Given exercise: Gather up the lines that contain "name".

-- start of Data for this exercise --

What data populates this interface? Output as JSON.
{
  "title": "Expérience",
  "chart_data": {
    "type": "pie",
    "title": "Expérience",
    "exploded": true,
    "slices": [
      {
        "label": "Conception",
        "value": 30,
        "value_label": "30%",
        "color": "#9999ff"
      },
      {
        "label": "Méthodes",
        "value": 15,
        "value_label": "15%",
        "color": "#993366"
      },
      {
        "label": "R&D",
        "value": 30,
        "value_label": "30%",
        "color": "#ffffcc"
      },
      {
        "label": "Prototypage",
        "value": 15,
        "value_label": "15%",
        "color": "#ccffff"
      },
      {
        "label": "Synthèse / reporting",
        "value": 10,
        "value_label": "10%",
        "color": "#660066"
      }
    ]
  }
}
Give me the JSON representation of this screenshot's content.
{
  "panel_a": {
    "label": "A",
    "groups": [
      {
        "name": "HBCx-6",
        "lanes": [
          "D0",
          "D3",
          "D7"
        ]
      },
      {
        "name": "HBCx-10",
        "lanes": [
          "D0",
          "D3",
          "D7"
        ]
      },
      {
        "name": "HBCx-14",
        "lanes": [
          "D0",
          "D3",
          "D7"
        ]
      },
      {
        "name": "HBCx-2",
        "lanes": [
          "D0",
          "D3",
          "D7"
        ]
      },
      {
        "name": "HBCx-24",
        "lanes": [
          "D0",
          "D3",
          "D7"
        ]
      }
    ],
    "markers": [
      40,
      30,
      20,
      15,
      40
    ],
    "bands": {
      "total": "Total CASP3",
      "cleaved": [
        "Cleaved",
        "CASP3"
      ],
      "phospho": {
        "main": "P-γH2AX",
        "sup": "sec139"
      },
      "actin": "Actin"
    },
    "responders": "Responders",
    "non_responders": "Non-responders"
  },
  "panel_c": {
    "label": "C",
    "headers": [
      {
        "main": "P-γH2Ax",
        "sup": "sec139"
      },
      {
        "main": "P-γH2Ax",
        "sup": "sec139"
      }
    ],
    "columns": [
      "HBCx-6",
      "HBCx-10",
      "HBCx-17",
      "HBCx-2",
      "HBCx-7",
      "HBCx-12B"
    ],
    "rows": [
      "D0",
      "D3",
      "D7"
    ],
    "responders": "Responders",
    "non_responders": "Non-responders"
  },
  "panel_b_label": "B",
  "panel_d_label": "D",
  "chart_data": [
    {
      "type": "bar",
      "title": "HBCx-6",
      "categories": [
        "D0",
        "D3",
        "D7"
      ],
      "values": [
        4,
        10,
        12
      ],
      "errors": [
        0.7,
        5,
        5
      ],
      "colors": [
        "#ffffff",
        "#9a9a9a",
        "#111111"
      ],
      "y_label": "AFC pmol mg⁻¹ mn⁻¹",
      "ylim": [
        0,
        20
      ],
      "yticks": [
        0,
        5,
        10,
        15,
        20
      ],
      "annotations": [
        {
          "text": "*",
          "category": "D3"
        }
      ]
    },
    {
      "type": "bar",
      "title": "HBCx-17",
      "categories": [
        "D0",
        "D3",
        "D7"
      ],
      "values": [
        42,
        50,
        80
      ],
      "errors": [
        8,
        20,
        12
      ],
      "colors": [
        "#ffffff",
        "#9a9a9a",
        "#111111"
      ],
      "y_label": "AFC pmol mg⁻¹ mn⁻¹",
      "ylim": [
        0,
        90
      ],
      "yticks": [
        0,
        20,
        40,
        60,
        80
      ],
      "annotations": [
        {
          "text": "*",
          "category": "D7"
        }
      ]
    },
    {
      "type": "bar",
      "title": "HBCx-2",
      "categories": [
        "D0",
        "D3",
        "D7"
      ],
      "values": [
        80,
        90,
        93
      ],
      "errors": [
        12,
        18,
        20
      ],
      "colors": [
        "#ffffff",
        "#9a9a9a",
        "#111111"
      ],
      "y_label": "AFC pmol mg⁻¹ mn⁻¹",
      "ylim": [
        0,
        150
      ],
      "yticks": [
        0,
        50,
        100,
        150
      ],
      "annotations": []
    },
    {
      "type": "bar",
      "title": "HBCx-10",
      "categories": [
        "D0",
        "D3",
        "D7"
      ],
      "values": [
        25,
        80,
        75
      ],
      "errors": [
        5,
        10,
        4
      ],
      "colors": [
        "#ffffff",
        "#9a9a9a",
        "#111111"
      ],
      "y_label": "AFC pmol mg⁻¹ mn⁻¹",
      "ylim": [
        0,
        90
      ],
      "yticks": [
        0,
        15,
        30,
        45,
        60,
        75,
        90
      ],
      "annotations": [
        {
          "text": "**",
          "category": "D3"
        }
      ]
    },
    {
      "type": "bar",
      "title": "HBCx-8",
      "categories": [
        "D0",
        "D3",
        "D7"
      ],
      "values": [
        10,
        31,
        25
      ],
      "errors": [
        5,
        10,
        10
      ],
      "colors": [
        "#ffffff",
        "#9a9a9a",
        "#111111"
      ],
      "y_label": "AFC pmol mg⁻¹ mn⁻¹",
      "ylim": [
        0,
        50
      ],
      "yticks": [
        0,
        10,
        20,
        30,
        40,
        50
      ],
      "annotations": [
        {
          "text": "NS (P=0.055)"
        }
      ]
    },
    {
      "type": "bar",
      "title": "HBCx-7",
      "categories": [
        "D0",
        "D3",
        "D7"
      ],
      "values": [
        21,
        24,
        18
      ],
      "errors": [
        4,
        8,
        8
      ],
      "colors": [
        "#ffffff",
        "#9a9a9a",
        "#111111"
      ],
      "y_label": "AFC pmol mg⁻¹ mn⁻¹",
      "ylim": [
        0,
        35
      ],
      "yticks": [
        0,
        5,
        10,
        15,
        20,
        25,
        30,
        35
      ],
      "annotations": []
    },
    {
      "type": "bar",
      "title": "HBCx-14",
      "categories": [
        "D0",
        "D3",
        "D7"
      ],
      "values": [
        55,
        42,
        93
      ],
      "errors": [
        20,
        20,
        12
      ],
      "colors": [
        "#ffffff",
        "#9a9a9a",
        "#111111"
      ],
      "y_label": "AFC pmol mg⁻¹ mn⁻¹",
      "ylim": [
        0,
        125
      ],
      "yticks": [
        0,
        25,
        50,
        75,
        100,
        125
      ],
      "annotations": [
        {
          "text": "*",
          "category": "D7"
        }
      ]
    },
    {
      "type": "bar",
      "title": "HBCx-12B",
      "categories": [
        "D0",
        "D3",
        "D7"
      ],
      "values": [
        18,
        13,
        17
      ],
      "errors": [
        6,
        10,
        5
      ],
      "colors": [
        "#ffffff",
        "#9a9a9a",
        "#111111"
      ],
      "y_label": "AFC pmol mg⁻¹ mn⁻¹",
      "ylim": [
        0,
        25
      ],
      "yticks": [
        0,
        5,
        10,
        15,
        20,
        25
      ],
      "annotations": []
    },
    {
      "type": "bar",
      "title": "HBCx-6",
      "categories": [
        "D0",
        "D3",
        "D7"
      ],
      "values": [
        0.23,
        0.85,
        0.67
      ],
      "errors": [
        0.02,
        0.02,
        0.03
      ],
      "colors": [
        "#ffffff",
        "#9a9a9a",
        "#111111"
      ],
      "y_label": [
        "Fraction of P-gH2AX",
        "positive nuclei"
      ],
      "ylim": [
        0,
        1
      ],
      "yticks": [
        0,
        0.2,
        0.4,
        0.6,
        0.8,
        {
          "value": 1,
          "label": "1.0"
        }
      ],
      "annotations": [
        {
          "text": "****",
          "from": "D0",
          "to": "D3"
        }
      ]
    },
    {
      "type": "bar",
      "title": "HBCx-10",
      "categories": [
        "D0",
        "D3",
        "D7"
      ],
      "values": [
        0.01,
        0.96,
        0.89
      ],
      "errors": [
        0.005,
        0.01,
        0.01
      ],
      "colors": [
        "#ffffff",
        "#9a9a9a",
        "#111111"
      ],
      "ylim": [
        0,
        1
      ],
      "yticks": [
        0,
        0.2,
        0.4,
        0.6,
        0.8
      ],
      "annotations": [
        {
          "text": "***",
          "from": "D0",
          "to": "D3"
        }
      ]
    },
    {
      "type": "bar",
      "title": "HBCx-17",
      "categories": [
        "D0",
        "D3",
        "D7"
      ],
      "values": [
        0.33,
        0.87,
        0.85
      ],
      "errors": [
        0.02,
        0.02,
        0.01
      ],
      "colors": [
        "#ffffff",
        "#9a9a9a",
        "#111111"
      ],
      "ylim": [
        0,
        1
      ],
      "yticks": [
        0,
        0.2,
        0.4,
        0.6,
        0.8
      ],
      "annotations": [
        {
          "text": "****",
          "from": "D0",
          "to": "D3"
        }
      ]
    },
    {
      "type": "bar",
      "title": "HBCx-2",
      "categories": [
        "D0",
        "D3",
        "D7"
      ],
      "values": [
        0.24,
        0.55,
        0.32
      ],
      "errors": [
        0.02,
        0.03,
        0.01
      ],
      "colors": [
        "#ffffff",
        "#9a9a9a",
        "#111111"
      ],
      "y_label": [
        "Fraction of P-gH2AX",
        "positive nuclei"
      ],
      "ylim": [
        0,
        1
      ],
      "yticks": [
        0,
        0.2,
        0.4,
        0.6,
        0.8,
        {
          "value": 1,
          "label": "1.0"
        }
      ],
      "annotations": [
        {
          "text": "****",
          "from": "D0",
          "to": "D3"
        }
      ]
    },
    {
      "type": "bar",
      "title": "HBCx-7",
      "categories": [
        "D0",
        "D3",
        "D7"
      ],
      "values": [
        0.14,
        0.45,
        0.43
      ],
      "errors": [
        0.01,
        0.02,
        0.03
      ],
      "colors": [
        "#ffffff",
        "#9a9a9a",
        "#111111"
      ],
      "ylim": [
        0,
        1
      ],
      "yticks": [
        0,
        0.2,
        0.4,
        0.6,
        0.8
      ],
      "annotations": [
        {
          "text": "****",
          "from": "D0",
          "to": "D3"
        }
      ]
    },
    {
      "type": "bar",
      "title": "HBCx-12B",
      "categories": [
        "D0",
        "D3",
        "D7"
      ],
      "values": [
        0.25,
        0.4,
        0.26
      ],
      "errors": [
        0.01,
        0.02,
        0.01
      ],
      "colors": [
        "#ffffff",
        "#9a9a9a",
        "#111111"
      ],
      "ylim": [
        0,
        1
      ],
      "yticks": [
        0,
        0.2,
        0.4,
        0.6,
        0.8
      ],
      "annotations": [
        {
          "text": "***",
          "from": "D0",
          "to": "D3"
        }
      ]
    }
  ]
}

-- end of Data for this exercise --

Answer to this task:
        "name": "HBCx-6",
        "name": "HBCx-10",
        "name": "HBCx-14",
        "name": "HBCx-2",
        "name": "HBCx-24",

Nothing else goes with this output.